▶ THE REQUEST
Omit all pictures and give the records below again exactly as written.

▶ SUPPLIED ENTRIES
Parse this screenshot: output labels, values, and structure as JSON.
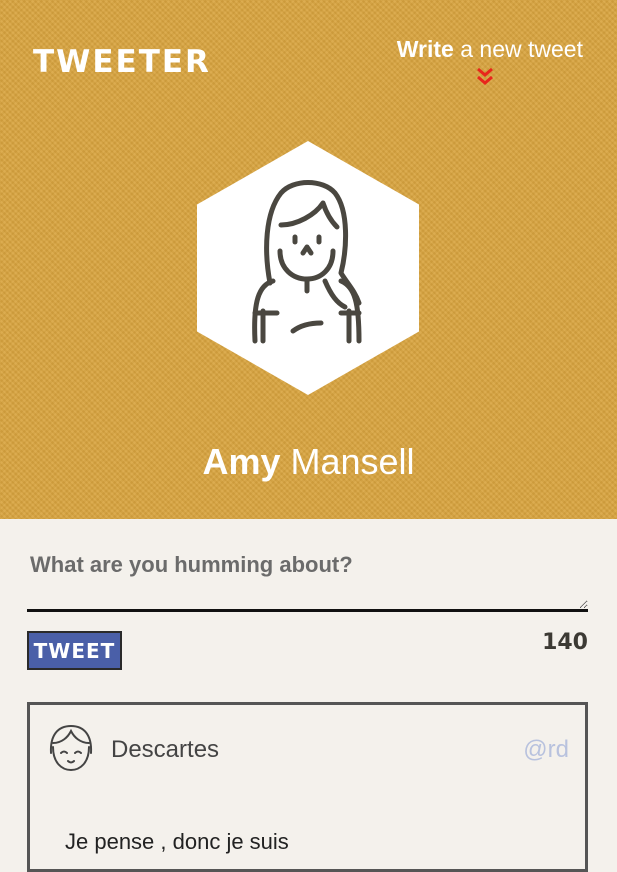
{
  "app": {
    "logo": "Tweeter"
  },
  "header": {
    "write_bold": "Write",
    "write_rest": " a new tweet",
    "colors": {
      "background": "#d9a43f",
      "chevron": "#e8261c"
    }
  },
  "profile": {
    "first_name": "Amy",
    "last_name": " Mansell"
  },
  "composer": {
    "placeholder": "What are you humming about?",
    "tweet_button": "Tweet",
    "char_count": "140",
    "colors": {
      "button": "#4a5fa8"
    }
  },
  "tweets": [
    {
      "user": "Descartes",
      "handle": "@rd",
      "text": "Je pense , donc je suis"
    }
  ]
}
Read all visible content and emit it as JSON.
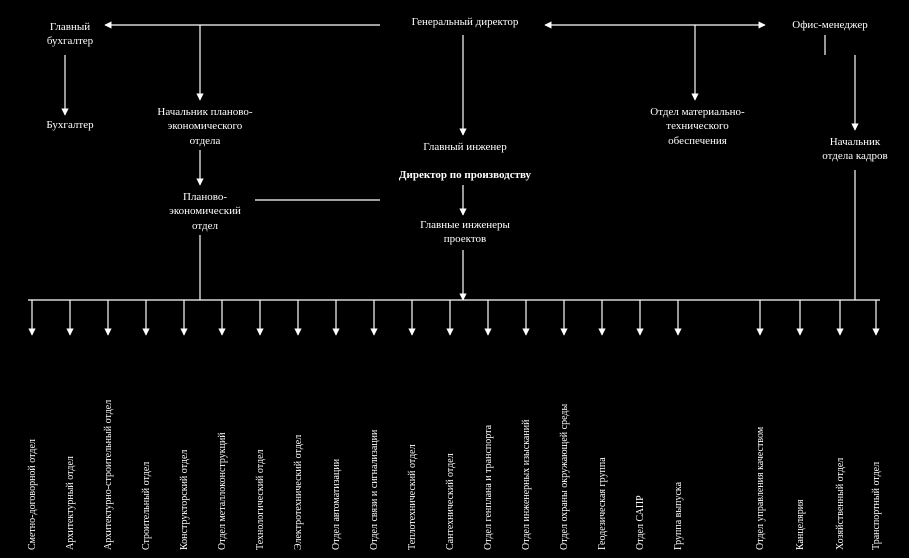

▶ SOLUTION TO THE EXERCISE
Parse this screenshot: output labels, values, and structure as JSON.
{
  "app": {
    "logo": "Tweeter"
  },
  "header": {
    "write_bold": "Write",
    "write_rest": " a new tweet",
    "colors": {
      "background": "#d9a43f",
      "chevron": "#e8261c"
    }
  },
  "profile": {
    "first_name": "Amy",
    "last_name": " Mansell"
  },
  "composer": {
    "placeholder": "What are you humming about?",
    "tweet_button": "Tweet",
    "char_count": "140",
    "colors": {
      "button": "#4a5fa8"
    }
  },
  "tweets": [
    {
      "user": "Descartes",
      "handle": "@rd",
      "text": "Je pense , donc je suis"
    }
  ]
}
Read all visible content and emit it as JSON.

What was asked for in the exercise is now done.